Written instruction ▸
Write the material out again, line by line, exactly as it is.

Provided records ▸
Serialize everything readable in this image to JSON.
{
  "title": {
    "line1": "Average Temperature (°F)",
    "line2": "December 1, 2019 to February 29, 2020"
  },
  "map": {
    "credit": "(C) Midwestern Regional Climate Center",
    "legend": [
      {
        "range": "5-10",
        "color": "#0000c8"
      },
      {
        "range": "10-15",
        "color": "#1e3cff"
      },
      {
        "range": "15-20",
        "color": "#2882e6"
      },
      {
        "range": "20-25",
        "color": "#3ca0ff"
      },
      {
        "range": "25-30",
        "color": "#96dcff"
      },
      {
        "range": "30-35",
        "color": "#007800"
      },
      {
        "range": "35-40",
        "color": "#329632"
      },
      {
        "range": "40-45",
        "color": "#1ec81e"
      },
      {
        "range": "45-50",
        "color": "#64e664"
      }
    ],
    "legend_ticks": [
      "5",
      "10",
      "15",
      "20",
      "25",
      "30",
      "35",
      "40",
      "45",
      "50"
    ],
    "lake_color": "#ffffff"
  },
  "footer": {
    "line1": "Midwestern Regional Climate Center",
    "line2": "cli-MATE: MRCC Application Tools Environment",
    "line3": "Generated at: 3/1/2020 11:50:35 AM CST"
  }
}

Answer below ▸
Serialize everything readable in this image to JSON.
{
  "title": {
    "line1": "Average Temperature (°F)",
    "line2": "December 1, 2019 to February 29, 2020"
  },
  "map": {
    "credit": "(C) Midwestern Regional Climate Center",
    "legend": [
      {
        "range": "5-10",
        "color": "#0000c8"
      },
      {
        "range": "10-15",
        "color": "#1e3cff"
      },
      {
        "range": "15-20",
        "color": "#2882e6"
      },
      {
        "range": "20-25",
        "color": "#3ca0ff"
      },
      {
        "range": "25-30",
        "color": "#96dcff"
      },
      {
        "range": "30-35",
        "color": "#007800"
      },
      {
        "range": "35-40",
        "color": "#329632"
      },
      {
        "range": "40-45",
        "color": "#1ec81e"
      },
      {
        "range": "45-50",
        "color": "#64e664"
      }
    ],
    "legend_ticks": [
      "5",
      "10",
      "15",
      "20",
      "25",
      "30",
      "35",
      "40",
      "45",
      "50"
    ],
    "lake_color": "#ffffff"
  },
  "footer": {
    "line1": "Midwestern Regional Climate Center",
    "line2": "cli-MATE: MRCC Application Tools Environment",
    "line3": "Generated at: 3/1/2020 11:50:35 AM CST"
  }
}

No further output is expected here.